(Exercise description) Copy out all of the data exactly as it appears.

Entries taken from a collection

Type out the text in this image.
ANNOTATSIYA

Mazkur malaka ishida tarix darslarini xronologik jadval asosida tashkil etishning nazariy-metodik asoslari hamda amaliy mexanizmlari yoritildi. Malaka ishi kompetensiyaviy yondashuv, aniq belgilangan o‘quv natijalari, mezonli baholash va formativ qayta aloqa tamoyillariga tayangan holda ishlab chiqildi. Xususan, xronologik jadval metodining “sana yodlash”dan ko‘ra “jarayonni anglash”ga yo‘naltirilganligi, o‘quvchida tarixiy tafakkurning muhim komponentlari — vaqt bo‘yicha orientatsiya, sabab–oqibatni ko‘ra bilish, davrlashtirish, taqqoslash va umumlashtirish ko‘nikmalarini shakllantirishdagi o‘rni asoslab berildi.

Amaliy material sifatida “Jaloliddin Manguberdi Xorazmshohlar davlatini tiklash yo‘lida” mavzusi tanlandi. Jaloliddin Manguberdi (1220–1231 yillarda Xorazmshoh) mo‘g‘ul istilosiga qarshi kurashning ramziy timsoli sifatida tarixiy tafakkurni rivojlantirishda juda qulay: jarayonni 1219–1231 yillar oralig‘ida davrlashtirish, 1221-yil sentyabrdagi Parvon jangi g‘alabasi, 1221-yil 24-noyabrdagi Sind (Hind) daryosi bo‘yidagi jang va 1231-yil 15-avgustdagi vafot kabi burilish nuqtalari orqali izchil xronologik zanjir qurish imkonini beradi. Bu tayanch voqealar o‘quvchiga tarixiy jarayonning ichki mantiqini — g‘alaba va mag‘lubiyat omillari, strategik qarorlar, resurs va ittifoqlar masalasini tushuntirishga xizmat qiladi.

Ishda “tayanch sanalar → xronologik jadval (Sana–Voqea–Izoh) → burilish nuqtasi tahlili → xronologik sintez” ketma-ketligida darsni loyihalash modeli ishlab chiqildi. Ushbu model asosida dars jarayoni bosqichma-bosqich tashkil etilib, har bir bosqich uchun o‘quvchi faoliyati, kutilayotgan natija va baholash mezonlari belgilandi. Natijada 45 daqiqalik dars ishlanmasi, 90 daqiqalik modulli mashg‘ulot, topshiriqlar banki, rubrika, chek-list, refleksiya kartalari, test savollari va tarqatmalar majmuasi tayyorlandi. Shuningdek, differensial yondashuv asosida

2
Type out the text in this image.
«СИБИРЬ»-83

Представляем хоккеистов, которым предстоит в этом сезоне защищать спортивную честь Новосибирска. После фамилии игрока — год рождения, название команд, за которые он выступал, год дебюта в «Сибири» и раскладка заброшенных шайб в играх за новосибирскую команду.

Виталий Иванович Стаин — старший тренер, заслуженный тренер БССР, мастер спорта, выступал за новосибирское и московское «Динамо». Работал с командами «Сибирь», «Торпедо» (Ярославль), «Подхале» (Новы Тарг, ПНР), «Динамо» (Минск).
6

(Answer to the task)
Type out the text in this image.
ANNOTATSIYA

Mazkur malaka ishida tarix darslarini xronologik jadval asosida tashkil etishning nazariy-metodik asoslari hamda amaliy mexanizmlari yoritildi. Malaka ishi kompetensiyaviy yondashuv, aniq belgilangan o‘quv natijalari, mezonli baholash va formativ qayta aloqa tamoyillariga tayangan holda ishlab chiqildi. Xususan, xronologik jadval metodining “sana yodlash”dan ko‘ra “jarayonni anglash”ga yo‘naltirilganligi, o‘quvchida tarixiy tafakkurning muhim komponentlari — vaqt bo‘yicha orientatsiya, sabab–oqibatni ko‘ra bilish, davrlashtirish, taqqoslash va umumlashtirish ko‘nikmalarini shakllantirishdagi o‘rni asoslab berildi.

Amaliy material sifatida “Jaloliddin Manguberdi Xorazmshohlar davlatini tiklash yo‘lida” mavzusi tanlandi. Jaloliddin Manguberdi (1220–1231 yillarda Xorazmshoh) mo‘g‘ul istilosiga qarshi kurashning ramziy timsoli sifatida tarixiy tafakkurni rivojlantirishda juda qulay: jarayonni 1219–1231 yillar oralig‘ida davrlashtirish, 1221-yil sentyabrdagi Parvon jangi g‘alabasi, 1221-yil 24-noyabrdagi Sind (Hind) daryosi bo‘yidagi jang va 1231-yil 15-avgustdagi vafot kabi burilish nuqtalari orqali izchil xronologik zanjir qurish imkonini beradi. Bu tayanch voqealar o‘quvchiga tarixiy jarayonning ichki mantiqini — g‘alaba va mag‘lubiyat omillari, strategik qarorlar, resurs va ittifoqlar masalasini tushuntirishga xizmat qiladi.

Ishda “tayanch sanalar → xronologik jadval (Sana–Voqea–Izoh) → burilish nuqtasi tahlili → xronologik sintez” ketma-ketligida darsni loyihalash modeli ishlab chiqildi. Ushbu model asosida dars jarayoni bosqichma-bosqich tashkil etilib, har bir bosqich uchun o‘quvchi faoliyati, kutilayotgan natija va baholash mezonlari belgilandi. Natijada 45 daqiqalik dars ishlanmasi, 90 daqiqalik modulli mashg‘ulot, topshiriqlar banki, rubrika, chek-list, refleksiya kartalari, test savollari va tarqatmalar majmuasi tayyorlandi. Shuningdek, differensial yondashuv asosida

2
Type out the text in this image.
«СИБИРЬ»-83

Представляем хоккеистов, которым предстоит в этом сезоне защищать спортивную честь Новосибирска. После фамилии игрока — год рождения, название команд, за которые он выступал, год дебюта в «Сибири» и раскладка заброшенных шайб в играх за новосибирскую команду.

Виталий Иванович Стаин — старший тренер, заслуженный тренер БССР, мастер спорта, выступал за новосибирское и московское «Динамо». Работал с командами «Сибирь», «Торпедо» (Ярославль), «Подхале» (Новы Тарг, ПНР), «Динамо» (Минск).
6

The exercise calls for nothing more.